### WHAT YOU SHOULD DO:
In the listing that follows, count each line where the word "seja" appears; write nothing but the count.

### PROVIDED RECORDS:
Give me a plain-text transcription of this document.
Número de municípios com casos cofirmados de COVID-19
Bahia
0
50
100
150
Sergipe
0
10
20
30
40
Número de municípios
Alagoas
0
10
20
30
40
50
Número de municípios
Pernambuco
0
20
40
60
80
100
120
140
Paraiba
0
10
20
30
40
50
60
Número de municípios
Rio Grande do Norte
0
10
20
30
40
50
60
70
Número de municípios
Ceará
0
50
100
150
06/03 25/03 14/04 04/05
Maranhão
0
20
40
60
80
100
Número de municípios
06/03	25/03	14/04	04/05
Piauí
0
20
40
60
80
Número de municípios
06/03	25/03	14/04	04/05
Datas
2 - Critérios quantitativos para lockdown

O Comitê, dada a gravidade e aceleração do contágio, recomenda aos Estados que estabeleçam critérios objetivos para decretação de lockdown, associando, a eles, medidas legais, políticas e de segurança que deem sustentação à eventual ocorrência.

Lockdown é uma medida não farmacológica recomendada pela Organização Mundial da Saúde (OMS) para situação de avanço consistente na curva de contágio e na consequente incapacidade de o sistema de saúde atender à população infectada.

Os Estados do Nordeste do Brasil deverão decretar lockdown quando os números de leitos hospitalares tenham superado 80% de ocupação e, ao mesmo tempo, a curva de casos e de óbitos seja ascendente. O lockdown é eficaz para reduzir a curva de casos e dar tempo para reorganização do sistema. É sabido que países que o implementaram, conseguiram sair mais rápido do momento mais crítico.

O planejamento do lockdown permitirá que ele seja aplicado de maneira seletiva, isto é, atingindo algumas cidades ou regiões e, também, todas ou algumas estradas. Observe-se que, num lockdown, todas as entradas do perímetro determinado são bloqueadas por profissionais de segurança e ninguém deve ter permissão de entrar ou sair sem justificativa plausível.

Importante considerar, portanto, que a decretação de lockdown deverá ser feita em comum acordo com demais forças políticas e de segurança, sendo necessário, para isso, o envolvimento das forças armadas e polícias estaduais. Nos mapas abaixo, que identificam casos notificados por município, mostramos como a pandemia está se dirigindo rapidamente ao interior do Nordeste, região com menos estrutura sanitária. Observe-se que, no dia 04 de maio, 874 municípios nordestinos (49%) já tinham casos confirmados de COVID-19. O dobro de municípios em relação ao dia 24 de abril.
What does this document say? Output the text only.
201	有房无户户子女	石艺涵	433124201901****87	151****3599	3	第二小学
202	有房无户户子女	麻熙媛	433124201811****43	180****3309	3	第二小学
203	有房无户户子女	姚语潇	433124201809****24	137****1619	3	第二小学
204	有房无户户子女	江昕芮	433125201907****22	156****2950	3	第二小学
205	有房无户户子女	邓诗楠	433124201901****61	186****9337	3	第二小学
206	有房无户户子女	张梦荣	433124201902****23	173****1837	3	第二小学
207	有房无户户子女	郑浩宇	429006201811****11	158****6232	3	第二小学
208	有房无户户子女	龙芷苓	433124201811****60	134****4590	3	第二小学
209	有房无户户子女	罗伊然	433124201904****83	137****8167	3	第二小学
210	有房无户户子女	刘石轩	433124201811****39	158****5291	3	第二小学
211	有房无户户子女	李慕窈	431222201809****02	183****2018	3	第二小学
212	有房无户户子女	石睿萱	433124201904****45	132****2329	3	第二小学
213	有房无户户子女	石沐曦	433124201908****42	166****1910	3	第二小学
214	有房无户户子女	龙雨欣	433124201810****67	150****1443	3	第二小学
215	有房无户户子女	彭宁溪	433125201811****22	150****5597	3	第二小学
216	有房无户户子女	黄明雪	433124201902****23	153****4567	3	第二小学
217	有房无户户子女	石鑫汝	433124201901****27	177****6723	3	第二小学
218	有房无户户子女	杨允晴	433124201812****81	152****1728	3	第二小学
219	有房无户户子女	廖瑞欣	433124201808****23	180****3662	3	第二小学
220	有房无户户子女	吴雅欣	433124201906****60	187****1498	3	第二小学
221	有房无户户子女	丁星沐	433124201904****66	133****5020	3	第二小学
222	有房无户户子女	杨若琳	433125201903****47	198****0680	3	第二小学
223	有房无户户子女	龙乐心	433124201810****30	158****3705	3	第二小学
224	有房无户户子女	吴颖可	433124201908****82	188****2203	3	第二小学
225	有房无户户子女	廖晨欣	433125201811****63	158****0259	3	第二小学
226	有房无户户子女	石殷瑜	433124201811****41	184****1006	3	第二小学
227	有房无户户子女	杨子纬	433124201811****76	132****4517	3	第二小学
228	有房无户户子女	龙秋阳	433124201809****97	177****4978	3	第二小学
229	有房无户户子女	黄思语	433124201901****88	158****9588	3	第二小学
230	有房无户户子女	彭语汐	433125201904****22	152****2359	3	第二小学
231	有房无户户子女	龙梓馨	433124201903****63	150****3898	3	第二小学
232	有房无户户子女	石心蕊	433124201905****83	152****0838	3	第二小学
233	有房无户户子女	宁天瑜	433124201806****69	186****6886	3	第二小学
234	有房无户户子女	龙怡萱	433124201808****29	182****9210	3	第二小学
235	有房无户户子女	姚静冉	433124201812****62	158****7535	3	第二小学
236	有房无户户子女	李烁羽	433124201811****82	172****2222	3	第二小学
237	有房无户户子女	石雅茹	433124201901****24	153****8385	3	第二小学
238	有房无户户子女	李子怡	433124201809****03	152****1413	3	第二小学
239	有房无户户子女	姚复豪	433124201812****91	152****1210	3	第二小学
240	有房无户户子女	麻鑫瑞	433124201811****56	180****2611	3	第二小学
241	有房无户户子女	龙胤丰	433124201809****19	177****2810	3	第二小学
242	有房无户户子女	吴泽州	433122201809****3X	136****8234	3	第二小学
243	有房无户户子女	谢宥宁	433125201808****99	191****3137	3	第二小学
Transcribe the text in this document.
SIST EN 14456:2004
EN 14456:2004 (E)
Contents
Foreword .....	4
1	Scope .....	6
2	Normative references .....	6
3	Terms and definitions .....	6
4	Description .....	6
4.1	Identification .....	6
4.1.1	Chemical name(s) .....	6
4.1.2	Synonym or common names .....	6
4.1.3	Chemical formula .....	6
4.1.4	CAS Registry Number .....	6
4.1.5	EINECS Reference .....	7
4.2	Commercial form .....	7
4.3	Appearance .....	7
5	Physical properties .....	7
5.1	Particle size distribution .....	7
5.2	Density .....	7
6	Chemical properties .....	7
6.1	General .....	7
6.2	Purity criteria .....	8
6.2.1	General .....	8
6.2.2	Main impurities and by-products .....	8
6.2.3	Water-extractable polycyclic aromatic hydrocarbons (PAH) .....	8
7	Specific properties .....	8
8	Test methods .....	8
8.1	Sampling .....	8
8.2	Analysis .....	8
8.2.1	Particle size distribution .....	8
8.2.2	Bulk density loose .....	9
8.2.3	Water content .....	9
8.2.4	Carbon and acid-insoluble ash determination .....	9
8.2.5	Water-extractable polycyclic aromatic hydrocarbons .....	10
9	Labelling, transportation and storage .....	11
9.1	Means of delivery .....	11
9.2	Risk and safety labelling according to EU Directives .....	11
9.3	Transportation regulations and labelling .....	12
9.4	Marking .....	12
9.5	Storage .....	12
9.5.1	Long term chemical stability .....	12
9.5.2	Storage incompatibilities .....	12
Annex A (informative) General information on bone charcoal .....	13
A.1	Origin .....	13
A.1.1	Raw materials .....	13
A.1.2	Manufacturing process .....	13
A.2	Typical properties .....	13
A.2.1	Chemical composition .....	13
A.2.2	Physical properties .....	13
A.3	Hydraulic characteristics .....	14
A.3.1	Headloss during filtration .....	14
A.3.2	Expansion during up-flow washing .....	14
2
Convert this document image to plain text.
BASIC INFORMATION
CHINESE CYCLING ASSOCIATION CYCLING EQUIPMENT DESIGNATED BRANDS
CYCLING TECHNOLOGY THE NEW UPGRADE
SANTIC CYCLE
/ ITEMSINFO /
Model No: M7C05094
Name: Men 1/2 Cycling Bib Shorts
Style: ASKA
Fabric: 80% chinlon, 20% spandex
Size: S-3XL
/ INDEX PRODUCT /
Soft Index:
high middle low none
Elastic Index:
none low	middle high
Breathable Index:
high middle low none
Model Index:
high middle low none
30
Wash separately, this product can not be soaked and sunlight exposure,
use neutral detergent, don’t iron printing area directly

### TASK ANSWER:
2